--- start ---
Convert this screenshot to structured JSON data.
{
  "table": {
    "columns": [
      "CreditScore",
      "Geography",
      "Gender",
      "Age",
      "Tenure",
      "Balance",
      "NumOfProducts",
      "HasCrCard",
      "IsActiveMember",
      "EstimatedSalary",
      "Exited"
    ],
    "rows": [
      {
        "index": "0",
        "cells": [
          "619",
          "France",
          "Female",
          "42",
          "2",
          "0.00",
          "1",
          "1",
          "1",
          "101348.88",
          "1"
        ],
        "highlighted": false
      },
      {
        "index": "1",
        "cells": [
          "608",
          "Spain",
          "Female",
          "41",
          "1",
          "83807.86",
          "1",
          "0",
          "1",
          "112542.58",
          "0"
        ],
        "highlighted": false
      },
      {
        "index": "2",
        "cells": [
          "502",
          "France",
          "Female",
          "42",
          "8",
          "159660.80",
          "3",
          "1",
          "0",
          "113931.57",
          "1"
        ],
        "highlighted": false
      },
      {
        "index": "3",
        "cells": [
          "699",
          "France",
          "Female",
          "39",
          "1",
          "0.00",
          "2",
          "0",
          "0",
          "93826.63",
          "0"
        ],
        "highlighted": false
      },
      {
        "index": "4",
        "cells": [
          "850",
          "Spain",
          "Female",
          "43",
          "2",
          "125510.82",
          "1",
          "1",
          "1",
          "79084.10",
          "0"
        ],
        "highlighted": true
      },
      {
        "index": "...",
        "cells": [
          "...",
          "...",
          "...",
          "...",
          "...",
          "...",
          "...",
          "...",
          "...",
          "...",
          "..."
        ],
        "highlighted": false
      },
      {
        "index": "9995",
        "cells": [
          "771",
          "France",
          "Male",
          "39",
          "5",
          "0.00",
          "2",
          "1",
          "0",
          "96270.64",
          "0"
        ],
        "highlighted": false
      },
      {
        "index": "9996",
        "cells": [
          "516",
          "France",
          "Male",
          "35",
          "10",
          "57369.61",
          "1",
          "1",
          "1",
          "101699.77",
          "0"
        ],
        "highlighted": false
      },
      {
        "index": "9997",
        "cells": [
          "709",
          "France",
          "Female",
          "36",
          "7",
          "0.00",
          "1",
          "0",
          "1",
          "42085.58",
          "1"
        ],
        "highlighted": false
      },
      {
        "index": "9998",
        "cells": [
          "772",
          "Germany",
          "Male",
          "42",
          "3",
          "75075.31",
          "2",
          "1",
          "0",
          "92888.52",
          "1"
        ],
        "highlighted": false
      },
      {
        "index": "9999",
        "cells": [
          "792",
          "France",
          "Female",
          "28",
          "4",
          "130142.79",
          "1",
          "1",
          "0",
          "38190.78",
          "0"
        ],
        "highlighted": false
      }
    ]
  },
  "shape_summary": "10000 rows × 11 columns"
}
--- end ---
## EXERCISE
All of the material must be reproduced exactly.

## COMPLETED EXERCISE
Convert this screenshot to structured JSON data.
{
  "table": {
    "columns": [
      "CreditScore",
      "Geography",
      "Gender",
      "Age",
      "Tenure",
      "Balance",
      "NumOfProducts",
      "HasCrCard",
      "IsActiveMember",
      "EstimatedSalary",
      "Exited"
    ],
    "rows": [
      {
        "index": "0",
        "cells": [
          "619",
          "France",
          "Female",
          "42",
          "2",
          "0.00",
          "1",
          "1",
          "1",
          "101348.88",
          "1"
        ],
        "highlighted": false
      },
      {
        "index": "1",
        "cells": [
          "608",
          "Spain",
          "Female",
          "41",
          "1",
          "83807.86",
          "1",
          "0",
          "1",
          "112542.58",
          "0"
        ],
        "highlighted": false
      },
      {
        "index": "2",
        "cells": [
          "502",
          "France",
          "Female",
          "42",
          "8",
          "159660.80",
          "3",
          "1",
          "0",
          "113931.57",
          "1"
        ],
        "highlighted": false
      },
      {
        "index": "3",
        "cells": [
          "699",
          "France",
          "Female",
          "39",
          "1",
          "0.00",
          "2",
          "0",
          "0",
          "93826.63",
          "0"
        ],
        "highlighted": false
      },
      {
        "index": "4",
        "cells": [
          "850",
          "Spain",
          "Female",
          "43",
          "2",
          "125510.82",
          "1",
          "1",
          "1",
          "79084.10",
          "0"
        ],
        "highlighted": true
      },
      {
        "index": "...",
        "cells": [
          "...",
          "...",
          "...",
          "...",
          "...",
          "...",
          "...",
          "...",
          "...",
          "...",
          "..."
        ],
        "highlighted": false
      },
      {
        "index": "9995",
        "cells": [
          "771",
          "France",
          "Male",
          "39",
          "5",
          "0.00",
          "2",
          "1",
          "0",
          "96270.64",
          "0"
        ],
        "highlighted": false
      },
      {
        "index": "9996",
        "cells": [
          "516",
          "France",
          "Male",
          "35",
          "10",
          "57369.61",
          "1",
          "1",
          "1",
          "101699.77",
          "0"
        ],
        "highlighted": false
      },
      {
        "index": "9997",
        "cells": [
          "709",
          "France",
          "Female",
          "36",
          "7",
          "0.00",
          "1",
          "0",
          "1",
          "42085.58",
          "1"
        ],
        "highlighted": false
      },
      {
        "index": "9998",
        "cells": [
          "772",
          "Germany",
          "Male",
          "42",
          "3",
          "75075.31",
          "2",
          "1",
          "0",
          "92888.52",
          "1"
        ],
        "highlighted": false
      },
      {
        "index": "9999",
        "cells": [
          "792",
          "France",
          "Female",
          "28",
          "4",
          "130142.79",
          "1",
          "1",
          "0",
          "38190.78",
          "0"
        ],
        "highlighted": false
      }
    ]
  },
  "shape_summary": "10000 rows × 11 columns"
}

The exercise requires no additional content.